_Stated goal_
Recast every line of the entries below as a JSON list of strings, one string per line, leaving out any blank lines.
[start Rows]
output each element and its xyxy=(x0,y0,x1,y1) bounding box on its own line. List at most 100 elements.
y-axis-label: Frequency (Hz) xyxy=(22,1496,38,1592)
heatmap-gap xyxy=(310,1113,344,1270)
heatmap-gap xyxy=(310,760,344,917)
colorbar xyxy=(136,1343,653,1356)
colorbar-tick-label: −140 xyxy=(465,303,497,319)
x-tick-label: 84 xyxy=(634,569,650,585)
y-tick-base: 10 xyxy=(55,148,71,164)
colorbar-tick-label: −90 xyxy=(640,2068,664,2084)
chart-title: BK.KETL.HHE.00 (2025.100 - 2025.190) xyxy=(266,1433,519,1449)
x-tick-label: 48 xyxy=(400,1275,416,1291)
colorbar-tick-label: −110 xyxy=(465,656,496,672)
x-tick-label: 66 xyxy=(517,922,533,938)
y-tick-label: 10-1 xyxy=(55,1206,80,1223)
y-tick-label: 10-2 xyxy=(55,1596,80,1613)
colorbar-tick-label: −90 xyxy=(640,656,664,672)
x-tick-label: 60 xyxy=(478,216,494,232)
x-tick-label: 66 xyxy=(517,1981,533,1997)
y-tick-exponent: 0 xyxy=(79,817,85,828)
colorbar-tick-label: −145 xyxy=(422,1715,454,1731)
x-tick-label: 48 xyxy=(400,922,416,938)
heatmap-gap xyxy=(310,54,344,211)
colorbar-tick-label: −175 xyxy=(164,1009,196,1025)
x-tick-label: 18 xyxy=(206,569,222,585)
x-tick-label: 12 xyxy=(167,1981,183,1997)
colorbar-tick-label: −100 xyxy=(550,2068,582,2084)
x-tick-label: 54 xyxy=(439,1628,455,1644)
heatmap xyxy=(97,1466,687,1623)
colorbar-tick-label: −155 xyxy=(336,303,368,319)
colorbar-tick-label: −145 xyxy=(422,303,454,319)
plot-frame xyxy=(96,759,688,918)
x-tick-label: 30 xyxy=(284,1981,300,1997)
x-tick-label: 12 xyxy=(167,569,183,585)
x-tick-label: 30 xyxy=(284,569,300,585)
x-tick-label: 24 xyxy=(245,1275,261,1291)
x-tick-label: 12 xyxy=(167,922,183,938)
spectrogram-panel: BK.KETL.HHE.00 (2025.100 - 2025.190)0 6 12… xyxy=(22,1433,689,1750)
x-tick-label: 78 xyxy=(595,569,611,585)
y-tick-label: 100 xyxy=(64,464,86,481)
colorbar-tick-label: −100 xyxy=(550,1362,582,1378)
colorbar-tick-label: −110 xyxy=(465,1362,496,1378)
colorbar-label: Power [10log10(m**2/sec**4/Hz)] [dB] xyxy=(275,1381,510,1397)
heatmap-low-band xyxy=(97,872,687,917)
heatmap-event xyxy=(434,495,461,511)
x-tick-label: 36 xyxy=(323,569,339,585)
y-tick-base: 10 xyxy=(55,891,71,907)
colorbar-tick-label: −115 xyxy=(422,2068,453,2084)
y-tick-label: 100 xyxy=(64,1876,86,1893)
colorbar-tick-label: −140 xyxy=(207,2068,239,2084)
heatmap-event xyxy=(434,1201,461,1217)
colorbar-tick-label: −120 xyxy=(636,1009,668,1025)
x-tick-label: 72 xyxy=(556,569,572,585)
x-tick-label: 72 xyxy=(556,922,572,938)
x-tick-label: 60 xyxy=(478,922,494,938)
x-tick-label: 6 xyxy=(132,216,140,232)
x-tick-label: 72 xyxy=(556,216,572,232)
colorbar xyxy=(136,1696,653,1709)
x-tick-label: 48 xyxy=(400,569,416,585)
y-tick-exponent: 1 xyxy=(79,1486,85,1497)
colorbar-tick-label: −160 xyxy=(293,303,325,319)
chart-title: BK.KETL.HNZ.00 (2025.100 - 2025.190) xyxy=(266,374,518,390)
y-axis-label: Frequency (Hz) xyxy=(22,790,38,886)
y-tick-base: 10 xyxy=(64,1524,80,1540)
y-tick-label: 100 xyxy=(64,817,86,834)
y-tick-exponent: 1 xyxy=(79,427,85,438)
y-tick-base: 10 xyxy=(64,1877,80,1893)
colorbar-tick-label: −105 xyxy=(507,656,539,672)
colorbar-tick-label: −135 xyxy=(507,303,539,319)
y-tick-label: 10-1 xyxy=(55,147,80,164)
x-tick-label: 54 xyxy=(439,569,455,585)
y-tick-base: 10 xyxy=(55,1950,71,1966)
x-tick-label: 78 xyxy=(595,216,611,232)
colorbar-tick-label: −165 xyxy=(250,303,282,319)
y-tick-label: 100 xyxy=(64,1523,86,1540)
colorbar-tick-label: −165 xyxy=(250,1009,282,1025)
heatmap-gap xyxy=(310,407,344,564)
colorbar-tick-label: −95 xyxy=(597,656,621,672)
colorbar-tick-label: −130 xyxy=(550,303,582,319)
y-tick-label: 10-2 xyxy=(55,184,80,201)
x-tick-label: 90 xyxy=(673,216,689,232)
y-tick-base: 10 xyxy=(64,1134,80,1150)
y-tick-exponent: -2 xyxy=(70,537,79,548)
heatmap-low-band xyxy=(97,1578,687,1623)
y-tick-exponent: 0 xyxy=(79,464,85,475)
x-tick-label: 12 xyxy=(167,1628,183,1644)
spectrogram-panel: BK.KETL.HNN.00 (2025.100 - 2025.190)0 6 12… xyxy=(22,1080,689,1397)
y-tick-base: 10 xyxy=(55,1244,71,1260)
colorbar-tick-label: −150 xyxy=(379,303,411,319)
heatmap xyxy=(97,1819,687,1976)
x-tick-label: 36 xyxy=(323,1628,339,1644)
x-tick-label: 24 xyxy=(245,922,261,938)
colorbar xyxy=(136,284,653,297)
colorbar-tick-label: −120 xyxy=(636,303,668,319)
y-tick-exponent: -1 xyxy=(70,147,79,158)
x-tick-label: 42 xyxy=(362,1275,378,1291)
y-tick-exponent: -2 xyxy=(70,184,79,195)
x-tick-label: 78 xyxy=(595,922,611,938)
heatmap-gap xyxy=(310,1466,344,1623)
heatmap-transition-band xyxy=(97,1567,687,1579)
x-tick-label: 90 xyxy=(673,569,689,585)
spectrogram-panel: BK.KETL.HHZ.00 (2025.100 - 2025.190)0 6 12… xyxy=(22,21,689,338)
[end Rows]
_The completed task_
[
  "output each element and its xyxy=(x0,y0,x1,y1) bounding box on its own line. List at most 100 elements.",
  "y-axis-label: Frequency (Hz) xyxy=(22,1496,38,1592)",
  "heatmap-gap xyxy=(310,1113,344,1270)",
  "heatmap-gap xyxy=(310,760,344,917)",
  "colorbar xyxy=(136,1343,653,1356)",
  "colorbar-tick-label: −140 xyxy=(465,303,497,319)",
  "x-tick-label: 84 xyxy=(634,569,650,585)",
  "y-tick-base: 10 xyxy=(55,148,71,164)",
  "colorbar-tick-label: −90 xyxy=(640,2068,664,2084)",
  "chart-title: BK.KETL.HHE.00 (2025.100 - 2025.190) xyxy=(266,1433,519,1449)",
  "x-tick-label: 48 xyxy=(400,1275,416,1291)",
  "colorbar-tick-label: −110 xyxy=(465,656,496,672)",
  "x-tick-label: 66 xyxy=(517,922,533,938)",
  "y-tick-label: 10-1 xyxy=(55,1206,80,1223)",
  "y-tick-label: 10-2 xyxy=(55,1596,80,1613)",
  "colorbar-tick-label: −90 xyxy=(640,656,664,672)",
  "x-tick-label: 60 xyxy=(478,216,494,232)",
  "x-tick-label: 66 xyxy=(517,1981,533,1997)",
  "y-tick-exponent: 0 xyxy=(79,817,85,828)",
  "colorbar-tick-label: −145 xyxy=(422,1715,454,1731)",
  "x-tick-label: 48 xyxy=(400,922,416,938)",
  "heatmap-gap xyxy=(310,54,344,211)",
  "colorbar-tick-label: −175 xyxy=(164,1009,196,1025)",
  "x-tick-label: 18 xyxy=(206,569,222,585)",
  "x-tick-label: 12 xyxy=(167,1981,183,1997)",
  "colorbar-tick-label: −100 xyxy=(550,2068,582,2084)",
  "x-tick-label: 54 xyxy=(439,1628,455,1644)",
  "heatmap xyxy=(97,1466,687,1623)",
  "colorbar-tick-label: −155 xyxy=(336,303,368,319)",
  "colorbar-tick-label: −145 xyxy=(422,303,454,319)",
  "plot-frame xyxy=(96,759,688,918)",
  "x-tick-label: 30 xyxy=(284,1981,300,1997)",
  "x-tick-label: 12 xyxy=(167,569,183,585)",
  "x-tick-label: 30 xyxy=(284,569,300,585)",
  "x-tick-label: 24 xyxy=(245,1275,261,1291)",
  "x-tick-label: 12 xyxy=(167,922,183,938)",
  "spectrogram-panel: BK.KETL.HHE.00 (2025.100 - 2025.190)0 6 12… xyxy=(22,1433,689,1750)",
  "x-tick-label: 78 xyxy=(595,569,611,585)",
  "y-tick-label: 100 xyxy=(64,464,86,481)",
  "colorbar-tick-label: −100 xyxy=(550,1362,582,1378)",
  "colorbar-tick-label: −110 xyxy=(465,1362,496,1378)",
  "colorbar-label: Power [10log10(m**2/sec**4/Hz)] [dB] xyxy=(275,1381,510,1397)",
  "heatmap-low-band xyxy=(97,872,687,917)",
  "heatmap-event xyxy=(434,495,461,511)",
  "x-tick-label: 36 xyxy=(323,569,339,585)",
  "y-tick-base: 10 xyxy=(55,891,71,907)",
  "colorbar-tick-label: −115 xyxy=(422,2068,453,2084)",
  "y-tick-label: 100 xyxy=(64,1876,86,1893)",
  "colorbar-tick-label: −140 xyxy=(207,2068,239,2084)",
  "heatmap-event xyxy=(434,1201,461,1217)",
  "colorbar-tick-label: −120 xyxy=(636,1009,668,1025)",
  "x-tick-label: 72 xyxy=(556,569,572,585)",
  "x-tick-label: 72 xyxy=(556,922,572,938)",
  "x-tick-label: 60 xyxy=(478,922,494,938)",
  "x-tick-label: 6 xyxy=(132,216,140,232)",
  "x-tick-label: 72 xyxy=(556,216,572,232)",
  "colorbar xyxy=(136,1696,653,1709)",
  "x-tick-label: 48 xyxy=(400,569,416,585)",
  "y-tick-exponent: 1 xyxy=(79,1486,85,1497)",
  "colorbar-tick-label: −160 xyxy=(293,303,325,319)",
  "chart-title: BK.KETL.HNZ.00 (2025.100 - 2025.190) xyxy=(266,374,518,390)",
  "y-axis-label: Frequency (Hz) xyxy=(22,790,38,886)",
  "y-tick-base: 10 xyxy=(64,1524,80,1540)",
  "y-tick-label: 100 xyxy=(64,817,86,834)",
  "y-tick-exponent: 1 xyxy=(79,427,85,438)",
  "y-tick-base: 10 xyxy=(64,1877,80,1893)",
  "colorbar-tick-label: −105 xyxy=(507,656,539,672)",
  "colorbar-tick-label: −135 xyxy=(507,303,539,319)",
  "y-tick-label: 10-1 xyxy=(55,147,80,164)",
  "x-tick-label: 54 xyxy=(439,569,455,585)",
  "y-tick-base: 10 xyxy=(55,1950,71,1966)",
  "x-tick-label: 78 xyxy=(595,216,611,232)",
  "colorbar-tick-label: −165 xyxy=(250,303,282,319)",
  "y-tick-label: 100 xyxy=(64,1523,86,1540)",
  "colorbar-tick-label: −165 xyxy=(250,1009,282,1025)",
  "heatmap-gap xyxy=(310,407,344,564)",
  "colorbar-tick-label: −95 xyxy=(597,656,621,672)",
  "colorbar-tick-label: −130 xyxy=(550,303,582,319)",
  "y-tick-label: 10-2 xyxy=(55,184,80,201)",
  "x-tick-label: 90 xyxy=(673,216,689,232)",
  "y-tick-base: 10 xyxy=(64,1134,80,1150)",
  "y-tick-exponent: -2 xyxy=(70,537,79,548)",
  "heatmap-low-band xyxy=(97,1578,687,1623)",
  "y-tick-exponent: 0 xyxy=(79,464,85,475)",
  "x-tick-label: 12 xyxy=(167,1628,183,1644)",
  "spectrogram-panel: BK.KETL.HNN.00 (2025.100 - 2025.190)0 6 12… xyxy=(22,1080,689,1397)",
  "y-tick-base: 10 xyxy=(55,1244,71,1260)",
  "colorbar-tick-label: −150 xyxy=(379,303,411,319)",
  "heatmap xyxy=(97,1819,687,1976)",
  "x-tick-label: 36 xyxy=(323,1628,339,1644)",
  "x-tick-label: 24 xyxy=(245,922,261,938)",
  "colorbar xyxy=(136,284,653,297)",
  "colorbar-tick-label: −120 xyxy=(636,303,668,319)",
  "y-tick-exponent: -1 xyxy=(70,147,79,158)",
  "x-tick-label: 42 xyxy=(362,1275,378,1291)",
  "y-tick-exponent: -2 xyxy=(70,184,79,195)",
  "x-tick-label: 78 xyxy=(595,922,611,938)",
  "heatmap-gap xyxy=(310,1466,344,1623)",
  "heatmap-transition-band xyxy=(97,1567,687,1579)",
  "x-tick-label: 90 xyxy=(673,569,689,585)",
  "spectrogram-panel: BK.KETL.HHZ.00 (2025.100 - 2025.190)0 6 12… xyxy=(22,21,689,338)"
]